*YOUR OBJECTIVE*. Using the listing below, report all lines holding the word "Matched".

----------------------------------------

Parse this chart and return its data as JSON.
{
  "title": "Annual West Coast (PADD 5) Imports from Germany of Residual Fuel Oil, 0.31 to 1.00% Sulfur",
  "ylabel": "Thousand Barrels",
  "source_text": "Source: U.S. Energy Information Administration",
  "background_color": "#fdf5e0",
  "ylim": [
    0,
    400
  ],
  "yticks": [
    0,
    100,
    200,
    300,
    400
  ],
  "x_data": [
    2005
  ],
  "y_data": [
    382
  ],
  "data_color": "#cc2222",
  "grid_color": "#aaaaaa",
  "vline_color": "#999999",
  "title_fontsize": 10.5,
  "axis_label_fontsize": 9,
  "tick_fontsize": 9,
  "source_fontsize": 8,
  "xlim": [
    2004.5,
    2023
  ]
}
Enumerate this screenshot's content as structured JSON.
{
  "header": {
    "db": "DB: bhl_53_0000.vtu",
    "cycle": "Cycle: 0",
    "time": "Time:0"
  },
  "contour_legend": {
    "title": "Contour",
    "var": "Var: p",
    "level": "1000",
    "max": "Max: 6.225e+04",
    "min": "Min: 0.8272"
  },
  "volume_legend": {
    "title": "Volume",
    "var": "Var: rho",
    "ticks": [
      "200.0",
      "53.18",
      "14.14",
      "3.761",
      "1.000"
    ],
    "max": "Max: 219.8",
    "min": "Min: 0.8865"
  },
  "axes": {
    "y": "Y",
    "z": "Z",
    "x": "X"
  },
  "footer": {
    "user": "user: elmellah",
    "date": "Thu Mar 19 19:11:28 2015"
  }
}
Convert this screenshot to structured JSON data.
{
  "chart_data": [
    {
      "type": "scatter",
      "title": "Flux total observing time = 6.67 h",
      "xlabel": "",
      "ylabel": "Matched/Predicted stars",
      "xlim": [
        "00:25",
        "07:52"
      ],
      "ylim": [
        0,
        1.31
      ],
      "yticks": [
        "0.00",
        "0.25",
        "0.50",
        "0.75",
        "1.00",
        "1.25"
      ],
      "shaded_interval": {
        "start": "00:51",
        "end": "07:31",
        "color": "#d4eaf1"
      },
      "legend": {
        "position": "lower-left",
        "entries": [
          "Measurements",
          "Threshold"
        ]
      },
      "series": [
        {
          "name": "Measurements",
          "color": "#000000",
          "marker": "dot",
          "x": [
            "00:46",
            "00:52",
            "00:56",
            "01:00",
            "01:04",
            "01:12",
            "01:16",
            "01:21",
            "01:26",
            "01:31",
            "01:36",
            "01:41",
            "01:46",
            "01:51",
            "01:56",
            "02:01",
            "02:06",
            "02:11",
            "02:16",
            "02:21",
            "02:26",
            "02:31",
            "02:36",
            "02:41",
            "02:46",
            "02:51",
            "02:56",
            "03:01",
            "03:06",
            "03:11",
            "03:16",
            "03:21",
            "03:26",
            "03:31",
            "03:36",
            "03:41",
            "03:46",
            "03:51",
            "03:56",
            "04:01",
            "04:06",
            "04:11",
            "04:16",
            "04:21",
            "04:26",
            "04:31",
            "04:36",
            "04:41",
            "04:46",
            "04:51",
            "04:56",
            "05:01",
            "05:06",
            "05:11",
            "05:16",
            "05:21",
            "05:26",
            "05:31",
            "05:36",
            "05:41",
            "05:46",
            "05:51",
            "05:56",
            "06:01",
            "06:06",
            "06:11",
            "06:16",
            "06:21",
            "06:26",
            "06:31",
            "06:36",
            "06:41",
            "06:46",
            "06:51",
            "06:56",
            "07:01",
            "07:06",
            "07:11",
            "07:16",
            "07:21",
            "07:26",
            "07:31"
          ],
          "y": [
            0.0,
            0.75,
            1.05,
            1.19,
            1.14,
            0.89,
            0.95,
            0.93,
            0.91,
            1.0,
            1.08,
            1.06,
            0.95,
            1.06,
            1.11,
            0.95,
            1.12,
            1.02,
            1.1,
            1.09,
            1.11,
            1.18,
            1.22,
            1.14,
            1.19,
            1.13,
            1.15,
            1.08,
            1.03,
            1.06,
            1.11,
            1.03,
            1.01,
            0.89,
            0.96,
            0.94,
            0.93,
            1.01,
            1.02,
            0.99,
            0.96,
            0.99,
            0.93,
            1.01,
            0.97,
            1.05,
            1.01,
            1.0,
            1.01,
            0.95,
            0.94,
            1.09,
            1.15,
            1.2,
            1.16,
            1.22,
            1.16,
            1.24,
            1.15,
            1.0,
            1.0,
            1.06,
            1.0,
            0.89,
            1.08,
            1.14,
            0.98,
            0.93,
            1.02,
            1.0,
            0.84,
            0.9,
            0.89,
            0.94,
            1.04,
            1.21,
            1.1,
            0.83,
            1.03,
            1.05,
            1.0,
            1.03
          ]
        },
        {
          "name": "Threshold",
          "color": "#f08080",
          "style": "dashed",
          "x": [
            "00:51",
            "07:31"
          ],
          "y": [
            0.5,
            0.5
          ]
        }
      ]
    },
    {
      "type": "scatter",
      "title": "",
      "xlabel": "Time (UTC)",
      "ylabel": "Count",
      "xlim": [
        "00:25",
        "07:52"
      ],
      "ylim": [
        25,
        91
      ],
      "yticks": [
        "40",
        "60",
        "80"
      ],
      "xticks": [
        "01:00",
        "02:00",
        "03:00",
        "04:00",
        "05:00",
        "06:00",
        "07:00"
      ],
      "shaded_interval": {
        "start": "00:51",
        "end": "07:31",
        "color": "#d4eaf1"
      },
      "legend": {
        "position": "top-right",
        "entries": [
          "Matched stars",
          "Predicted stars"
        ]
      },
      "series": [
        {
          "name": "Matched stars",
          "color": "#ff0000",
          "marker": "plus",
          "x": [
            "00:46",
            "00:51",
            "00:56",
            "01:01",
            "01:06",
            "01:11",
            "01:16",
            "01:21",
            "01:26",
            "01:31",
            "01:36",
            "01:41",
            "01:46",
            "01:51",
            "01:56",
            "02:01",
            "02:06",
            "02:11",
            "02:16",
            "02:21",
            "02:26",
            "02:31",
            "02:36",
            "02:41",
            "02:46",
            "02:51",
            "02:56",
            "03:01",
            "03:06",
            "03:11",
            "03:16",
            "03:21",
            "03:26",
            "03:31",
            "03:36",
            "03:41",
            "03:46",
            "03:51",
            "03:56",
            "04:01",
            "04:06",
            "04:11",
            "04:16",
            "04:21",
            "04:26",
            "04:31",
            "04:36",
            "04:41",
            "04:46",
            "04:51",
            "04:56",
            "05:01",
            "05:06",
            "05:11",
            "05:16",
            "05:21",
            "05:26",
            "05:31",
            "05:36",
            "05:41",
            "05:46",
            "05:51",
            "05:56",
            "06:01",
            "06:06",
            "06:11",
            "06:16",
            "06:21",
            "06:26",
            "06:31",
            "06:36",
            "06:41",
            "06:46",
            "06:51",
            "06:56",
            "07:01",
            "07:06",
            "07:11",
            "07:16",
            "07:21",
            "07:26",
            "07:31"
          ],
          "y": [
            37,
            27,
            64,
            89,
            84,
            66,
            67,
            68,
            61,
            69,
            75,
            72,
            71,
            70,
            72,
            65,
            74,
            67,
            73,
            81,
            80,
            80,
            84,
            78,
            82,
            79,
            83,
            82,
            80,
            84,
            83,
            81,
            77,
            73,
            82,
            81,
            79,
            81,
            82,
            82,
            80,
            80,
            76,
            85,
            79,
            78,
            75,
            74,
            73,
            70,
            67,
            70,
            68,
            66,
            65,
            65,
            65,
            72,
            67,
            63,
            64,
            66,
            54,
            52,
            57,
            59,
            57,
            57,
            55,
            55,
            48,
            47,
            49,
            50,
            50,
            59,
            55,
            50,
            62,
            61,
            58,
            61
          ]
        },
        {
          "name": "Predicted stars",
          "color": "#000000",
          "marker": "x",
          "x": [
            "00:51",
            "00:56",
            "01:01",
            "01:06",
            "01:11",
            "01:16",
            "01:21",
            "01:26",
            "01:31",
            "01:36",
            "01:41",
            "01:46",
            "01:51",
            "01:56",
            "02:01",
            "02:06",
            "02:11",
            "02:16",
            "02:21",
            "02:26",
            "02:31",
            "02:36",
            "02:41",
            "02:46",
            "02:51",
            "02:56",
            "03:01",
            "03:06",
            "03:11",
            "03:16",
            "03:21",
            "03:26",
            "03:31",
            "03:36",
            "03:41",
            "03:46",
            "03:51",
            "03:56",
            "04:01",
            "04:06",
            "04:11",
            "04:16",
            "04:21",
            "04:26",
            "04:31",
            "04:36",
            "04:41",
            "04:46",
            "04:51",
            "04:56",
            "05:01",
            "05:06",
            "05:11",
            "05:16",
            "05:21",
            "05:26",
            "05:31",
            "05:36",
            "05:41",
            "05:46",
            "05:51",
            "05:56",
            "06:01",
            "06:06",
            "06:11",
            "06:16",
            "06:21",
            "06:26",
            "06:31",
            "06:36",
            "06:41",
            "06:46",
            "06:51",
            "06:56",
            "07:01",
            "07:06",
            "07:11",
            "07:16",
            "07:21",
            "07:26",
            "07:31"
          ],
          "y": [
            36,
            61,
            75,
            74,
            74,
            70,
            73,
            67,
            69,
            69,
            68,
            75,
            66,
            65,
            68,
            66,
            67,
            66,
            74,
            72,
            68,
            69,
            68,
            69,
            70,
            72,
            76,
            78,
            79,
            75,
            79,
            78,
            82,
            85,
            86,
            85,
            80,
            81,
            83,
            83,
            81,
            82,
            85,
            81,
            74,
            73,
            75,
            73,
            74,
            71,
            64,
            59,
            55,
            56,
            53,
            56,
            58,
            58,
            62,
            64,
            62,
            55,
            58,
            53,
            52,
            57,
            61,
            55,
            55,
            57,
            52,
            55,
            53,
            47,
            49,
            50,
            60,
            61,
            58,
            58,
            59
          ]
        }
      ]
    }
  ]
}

----------------------------------------

*ANSWER TO THE EXERCISE*.
      "ylabel": "Matched/Predicted stars",
          "Matched stars",
          "name": "Matched stars",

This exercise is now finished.